_TASK GOAL_.
Among the following entries, count the lines that contain "DWORD" and report only the result.

Saved entries:

□ □ □

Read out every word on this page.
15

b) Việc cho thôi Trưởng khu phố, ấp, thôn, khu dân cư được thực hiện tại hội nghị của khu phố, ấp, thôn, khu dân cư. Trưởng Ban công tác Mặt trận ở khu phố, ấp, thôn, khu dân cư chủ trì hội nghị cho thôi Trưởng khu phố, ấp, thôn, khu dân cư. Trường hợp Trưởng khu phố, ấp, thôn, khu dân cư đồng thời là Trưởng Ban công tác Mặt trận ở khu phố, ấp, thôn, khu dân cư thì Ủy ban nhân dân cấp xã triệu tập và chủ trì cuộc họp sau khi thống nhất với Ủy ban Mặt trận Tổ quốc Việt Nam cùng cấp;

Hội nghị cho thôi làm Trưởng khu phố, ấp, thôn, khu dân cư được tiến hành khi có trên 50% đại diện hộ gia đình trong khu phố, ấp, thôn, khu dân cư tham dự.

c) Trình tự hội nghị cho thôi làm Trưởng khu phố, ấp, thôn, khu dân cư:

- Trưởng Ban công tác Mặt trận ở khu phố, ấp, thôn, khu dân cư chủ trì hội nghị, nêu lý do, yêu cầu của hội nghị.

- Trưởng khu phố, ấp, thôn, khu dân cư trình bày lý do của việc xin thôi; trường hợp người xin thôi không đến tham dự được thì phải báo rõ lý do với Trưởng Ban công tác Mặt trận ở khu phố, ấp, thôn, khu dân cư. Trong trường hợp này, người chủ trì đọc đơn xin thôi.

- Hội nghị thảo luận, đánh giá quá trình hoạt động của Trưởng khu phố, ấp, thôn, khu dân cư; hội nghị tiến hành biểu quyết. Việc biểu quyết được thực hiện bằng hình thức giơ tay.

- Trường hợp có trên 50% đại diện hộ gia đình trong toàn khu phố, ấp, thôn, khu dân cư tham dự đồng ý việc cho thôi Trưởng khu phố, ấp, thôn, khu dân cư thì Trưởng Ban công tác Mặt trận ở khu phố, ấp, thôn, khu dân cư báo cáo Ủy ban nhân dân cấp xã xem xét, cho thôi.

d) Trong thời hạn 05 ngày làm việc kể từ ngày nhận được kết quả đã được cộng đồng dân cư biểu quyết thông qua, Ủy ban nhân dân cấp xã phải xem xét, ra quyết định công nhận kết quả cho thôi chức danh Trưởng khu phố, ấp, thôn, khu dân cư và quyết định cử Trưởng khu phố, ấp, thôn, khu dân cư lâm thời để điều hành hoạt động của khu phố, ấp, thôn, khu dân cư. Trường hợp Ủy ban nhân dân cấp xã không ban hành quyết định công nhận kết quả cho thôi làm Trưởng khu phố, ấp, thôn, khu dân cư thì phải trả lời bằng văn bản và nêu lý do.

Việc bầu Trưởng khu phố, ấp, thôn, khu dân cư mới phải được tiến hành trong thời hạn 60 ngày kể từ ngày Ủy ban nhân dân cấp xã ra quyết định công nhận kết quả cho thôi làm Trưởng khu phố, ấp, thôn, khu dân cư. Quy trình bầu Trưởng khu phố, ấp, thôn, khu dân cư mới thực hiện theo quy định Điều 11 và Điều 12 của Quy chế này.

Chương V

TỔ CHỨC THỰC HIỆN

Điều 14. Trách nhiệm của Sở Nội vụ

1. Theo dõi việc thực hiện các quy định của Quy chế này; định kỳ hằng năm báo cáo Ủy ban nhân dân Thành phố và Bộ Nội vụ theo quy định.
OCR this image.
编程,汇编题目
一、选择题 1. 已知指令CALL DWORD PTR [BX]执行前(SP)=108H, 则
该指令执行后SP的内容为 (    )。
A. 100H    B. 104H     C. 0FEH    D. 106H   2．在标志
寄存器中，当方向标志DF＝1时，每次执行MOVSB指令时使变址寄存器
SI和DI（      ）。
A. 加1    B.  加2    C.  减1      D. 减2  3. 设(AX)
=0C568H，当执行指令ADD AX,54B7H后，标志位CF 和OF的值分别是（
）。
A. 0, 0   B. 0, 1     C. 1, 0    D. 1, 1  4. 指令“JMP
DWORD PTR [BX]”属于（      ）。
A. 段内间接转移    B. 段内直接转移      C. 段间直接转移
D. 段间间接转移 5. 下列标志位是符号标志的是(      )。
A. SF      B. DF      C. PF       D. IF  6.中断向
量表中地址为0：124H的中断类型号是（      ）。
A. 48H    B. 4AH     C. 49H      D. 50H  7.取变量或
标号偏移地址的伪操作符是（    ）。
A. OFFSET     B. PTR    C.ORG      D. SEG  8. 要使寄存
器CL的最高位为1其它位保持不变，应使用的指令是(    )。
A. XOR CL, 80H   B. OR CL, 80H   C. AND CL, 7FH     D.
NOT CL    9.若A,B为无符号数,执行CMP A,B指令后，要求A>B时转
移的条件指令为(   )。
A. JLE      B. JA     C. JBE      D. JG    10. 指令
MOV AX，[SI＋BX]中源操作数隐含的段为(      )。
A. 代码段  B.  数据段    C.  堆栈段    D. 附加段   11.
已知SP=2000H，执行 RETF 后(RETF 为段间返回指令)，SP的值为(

□ □ □

_ANSWER TO THIS PROBLEM_.
2